++++ INFORMATION SUPPLIED

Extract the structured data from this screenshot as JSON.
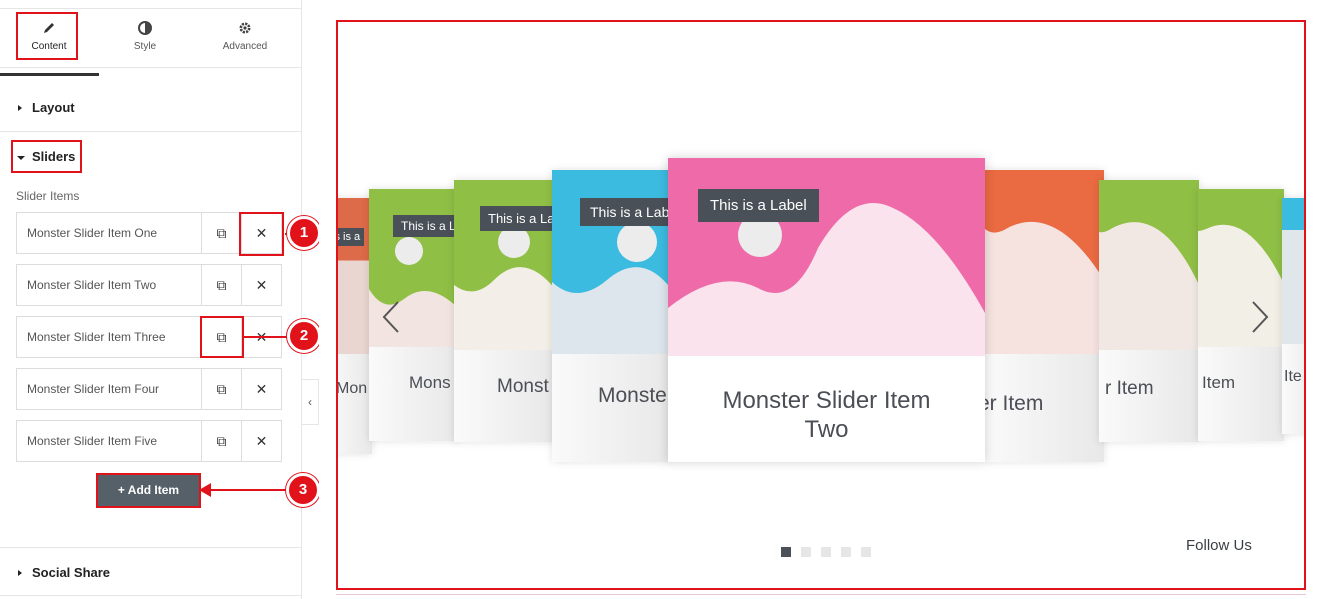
{
  "panel": {
    "tabs": [
      {
        "label": "Content",
        "icon": "pencil-icon"
      },
      {
        "label": "Style",
        "icon": "contrast-icon"
      },
      {
        "label": "Advanced",
        "icon": "gear-icon"
      }
    ],
    "sections": {
      "layout": "Layout",
      "sliders": "Sliders",
      "social_share": "Social Share"
    },
    "slider_items_label": "Slider Items",
    "items": [
      "Monster Slider Item One",
      "Monster Slider Item Two",
      "Monster Slider Item Three",
      "Monster Slider Item Four",
      "Monster Slider Item Five"
    ],
    "add_item_label": "+  Add Item",
    "collapse_glyph": "‹"
  },
  "annotations": [
    "1",
    "2",
    "3"
  ],
  "preview": {
    "active_label": "This is a Label",
    "active_title_line1": "Monster Slider Item",
    "active_title_line2": "Two",
    "side_labels": [
      "This is a Lab",
      "This is a La",
      "This is a L",
      "is is a"
    ],
    "side_titles": [
      "Monste",
      "Monst",
      "Mons",
      "Mon",
      "er Item",
      "r Item",
      "r Item",
      "Item",
      "Ite"
    ],
    "dots_total": 5,
    "dots_active_index": 0,
    "follow_us": "Follow Us"
  },
  "colors": {
    "accent_red": "#e2121b",
    "pink": "#ef6aa8",
    "blue": "#3cbbe0",
    "green": "#8fbf45",
    "orange": "#ea6a42",
    "chip": "#4a5058"
  }
}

++++++++

▶ _EXERCISE INSTRUCTIONS_: Every line should be retyped exactly, with the pictures omitted.

▶ _THE COMPLETED TASK_:
Extract the structured data from this screenshot as JSON.
{
  "panel": {
    "tabs": [
      {
        "label": "Content",
        "icon": "pencil-icon"
      },
      {
        "label": "Style",
        "icon": "contrast-icon"
      },
      {
        "label": "Advanced",
        "icon": "gear-icon"
      }
    ],
    "sections": {
      "layout": "Layout",
      "sliders": "Sliders",
      "social_share": "Social Share"
    },
    "slider_items_label": "Slider Items",
    "items": [
      "Monster Slider Item One",
      "Monster Slider Item Two",
      "Monster Slider Item Three",
      "Monster Slider Item Four",
      "Monster Slider Item Five"
    ],
    "add_item_label": "+  Add Item",
    "collapse_glyph": "‹"
  },
  "annotations": [
    "1",
    "2",
    "3"
  ],
  "preview": {
    "active_label": "This is a Label",
    "active_title_line1": "Monster Slider Item",
    "active_title_line2": "Two",
    "side_labels": [
      "This is a Lab",
      "This is a La",
      "This is a L",
      "is is a"
    ],
    "side_titles": [
      "Monste",
      "Monst",
      "Mons",
      "Mon",
      "er Item",
      "r Item",
      "r Item",
      "Item",
      "Ite"
    ],
    "dots_total": 5,
    "dots_active_index": 0,
    "follow_us": "Follow Us"
  },
  "colors": {
    "accent_red": "#e2121b",
    "pink": "#ef6aa8",
    "blue": "#3cbbe0",
    "green": "#8fbf45",
    "orange": "#ea6a42",
    "chip": "#4a5058"
  }
}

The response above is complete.